▶ **EXERCISE**
Find every line of the listing below where "Fever" appears, and copy it.

(Dataset items)

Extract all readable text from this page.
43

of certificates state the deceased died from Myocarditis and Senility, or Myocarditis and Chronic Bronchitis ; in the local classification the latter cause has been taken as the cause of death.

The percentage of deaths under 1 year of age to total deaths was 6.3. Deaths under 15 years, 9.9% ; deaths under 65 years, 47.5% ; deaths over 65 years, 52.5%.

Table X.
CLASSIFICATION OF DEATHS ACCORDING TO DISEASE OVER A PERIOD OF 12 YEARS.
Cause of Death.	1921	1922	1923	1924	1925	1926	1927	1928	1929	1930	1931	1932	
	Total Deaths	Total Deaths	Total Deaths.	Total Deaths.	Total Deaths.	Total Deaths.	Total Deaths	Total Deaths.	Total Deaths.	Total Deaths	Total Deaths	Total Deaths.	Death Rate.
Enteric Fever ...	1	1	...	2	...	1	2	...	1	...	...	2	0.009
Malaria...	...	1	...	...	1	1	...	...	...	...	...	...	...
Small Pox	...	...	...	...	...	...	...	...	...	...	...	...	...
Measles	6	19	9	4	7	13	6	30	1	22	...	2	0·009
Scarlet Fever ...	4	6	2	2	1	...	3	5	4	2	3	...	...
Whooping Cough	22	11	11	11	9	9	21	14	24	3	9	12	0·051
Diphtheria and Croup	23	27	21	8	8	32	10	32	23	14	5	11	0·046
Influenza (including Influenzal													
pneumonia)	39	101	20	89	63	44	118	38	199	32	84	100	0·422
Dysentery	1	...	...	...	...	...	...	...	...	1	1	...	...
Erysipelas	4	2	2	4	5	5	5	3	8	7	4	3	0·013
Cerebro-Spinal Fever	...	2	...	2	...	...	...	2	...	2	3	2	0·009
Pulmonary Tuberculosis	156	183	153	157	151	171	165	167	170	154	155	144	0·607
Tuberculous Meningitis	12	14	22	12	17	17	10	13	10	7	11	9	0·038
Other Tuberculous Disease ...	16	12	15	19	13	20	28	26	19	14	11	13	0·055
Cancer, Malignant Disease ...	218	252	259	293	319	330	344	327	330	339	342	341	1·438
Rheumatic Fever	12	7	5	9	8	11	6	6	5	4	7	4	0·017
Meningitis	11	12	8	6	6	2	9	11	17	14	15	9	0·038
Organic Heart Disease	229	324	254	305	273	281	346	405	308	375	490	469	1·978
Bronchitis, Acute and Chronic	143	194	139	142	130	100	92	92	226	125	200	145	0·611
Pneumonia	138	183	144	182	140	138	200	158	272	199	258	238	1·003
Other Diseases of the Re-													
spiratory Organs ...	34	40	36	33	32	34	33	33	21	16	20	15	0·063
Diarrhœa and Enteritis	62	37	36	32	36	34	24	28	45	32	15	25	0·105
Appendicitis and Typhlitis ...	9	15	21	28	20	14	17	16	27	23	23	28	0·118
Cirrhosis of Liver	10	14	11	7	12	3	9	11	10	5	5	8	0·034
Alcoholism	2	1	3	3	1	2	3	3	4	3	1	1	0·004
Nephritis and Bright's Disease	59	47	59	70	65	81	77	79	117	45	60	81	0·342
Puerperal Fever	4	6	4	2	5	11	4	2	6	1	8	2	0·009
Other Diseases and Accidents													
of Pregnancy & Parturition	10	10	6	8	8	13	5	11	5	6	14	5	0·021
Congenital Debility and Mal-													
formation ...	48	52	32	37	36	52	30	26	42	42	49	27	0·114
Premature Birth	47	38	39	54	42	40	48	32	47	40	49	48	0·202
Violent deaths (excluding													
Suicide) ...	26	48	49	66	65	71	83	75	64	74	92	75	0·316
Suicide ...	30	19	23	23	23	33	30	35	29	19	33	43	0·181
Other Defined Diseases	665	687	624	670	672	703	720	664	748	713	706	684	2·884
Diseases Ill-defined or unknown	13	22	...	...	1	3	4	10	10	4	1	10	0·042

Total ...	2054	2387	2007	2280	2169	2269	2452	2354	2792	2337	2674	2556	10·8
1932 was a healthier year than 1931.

▶ **ANSWER TO THE EXERCISE**
Enteric Fever ...	1	1	...	2	...	1	2	...	1	...	...	2	0.009
Scarlet Fever ...	4	6	2	2	1	...	3	5	4	2	3	...	...
Cerebro-Spinal Fever	...	2	...	2	...	...	...	2	...	2	3	2	0·009
Rheumatic Fever	12	7	5	9	8	11	6	6	5	4	7	4	0·017
Puerperal Fever	4	6	4	2	5	11	4	2	6	1	8	2	0·009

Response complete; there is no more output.